■ **Excerpted passage**
(begin)

# Melbourne Summer Open 2009 (Unofficial)



## TimMc (Jan 27, 2009)

Where and when?
*Date:* Saturday the 7th of March 2009
*Time:* 10:00 AM
*Venue:* 75 Union St, Armadale VIC, Australia.
*Fee* $2-3

Travel Instructions:
- Catch Frankston train from Flinders Street
- Get off at Malvern Station
- Walk towards Glenferrie Road
- Cross side street and cross Glenferrie Road
- Catch tram up Glenferried Road 
(heading towards more shops, don't go in the direction where the tram turns right after a few hundred meters)
- and get off after 2-3 stops at Union Street
- The Baptist Church is a short walk from the corner of Union Street and Glenferrie Road

What?

(end)

■ **Short task 1**
Return the stored records unchanged, from the first line up to and including the line with "345, 100, 359]".

■ **Stored records**
(begin)

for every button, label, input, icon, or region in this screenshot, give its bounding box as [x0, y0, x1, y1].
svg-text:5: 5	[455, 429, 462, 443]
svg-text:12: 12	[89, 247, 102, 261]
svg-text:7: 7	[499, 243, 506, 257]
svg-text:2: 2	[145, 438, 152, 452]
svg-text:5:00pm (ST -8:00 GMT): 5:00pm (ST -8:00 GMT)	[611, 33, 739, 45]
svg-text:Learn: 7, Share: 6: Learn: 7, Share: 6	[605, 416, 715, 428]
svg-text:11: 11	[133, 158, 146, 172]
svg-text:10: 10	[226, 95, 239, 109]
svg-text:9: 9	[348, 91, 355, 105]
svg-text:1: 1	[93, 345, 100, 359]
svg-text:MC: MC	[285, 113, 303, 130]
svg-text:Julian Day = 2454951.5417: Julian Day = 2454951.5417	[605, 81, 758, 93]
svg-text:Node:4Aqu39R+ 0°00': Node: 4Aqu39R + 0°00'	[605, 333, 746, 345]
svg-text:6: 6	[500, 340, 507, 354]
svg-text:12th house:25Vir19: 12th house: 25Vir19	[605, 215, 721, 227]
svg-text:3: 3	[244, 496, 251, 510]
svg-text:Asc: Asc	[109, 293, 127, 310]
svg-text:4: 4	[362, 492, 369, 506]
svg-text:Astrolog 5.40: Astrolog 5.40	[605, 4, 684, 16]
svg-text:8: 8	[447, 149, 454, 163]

(end)

■ **Short task 2**
Retype the part of the Melbourne Summer Open 2009 thread from "Where and when?" up to and including "few hundred meters)", keeping every word and mark the same.

■ **Exercise result 1**
for every button, label, input, icon, or region in this screenshot, give its bounding box as [x0, y0, x1, y1].
svg-text:5: 5	[455, 429, 462, 443]
svg-text:12: 12	[89, 247, 102, 261]
svg-text:7: 7	[499, 243, 506, 257]
svg-text:2: 2	[145, 438, 152, 452]
svg-text:5:00pm (ST -8:00 GMT): 5:00pm (ST -8:00 GMT)	[611, 33, 739, 45]
svg-text:Learn: 7, Share: 6: Learn: 7, Share: 6	[605, 416, 715, 428]
svg-text:11: 11	[133, 158, 146, 172]
svg-text:10: 10	[226, 95, 239, 109]
svg-text:9: 9	[348, 91, 355, 105]
svg-text:1: 1	[93, 345, 100, 359]

■ **Exercise result 2**
Where and when?
*Date:* Saturday the 7th of March 2009
*Time:* 10:00 AM
*Venue:* 75 Union St, Armadale VIC, Australia.
*Fee* $2-3

Travel Instructions:
- Catch Frankston train from Flinders Street
- Get off at Malvern Station
- Walk towards Glenferrie Road
- Cross side street and cross Glenferrie Road
- Catch tram up Glenferried Road 
(heading towards more shops, don't go in the direction where the tram turns right after a few hundred meters)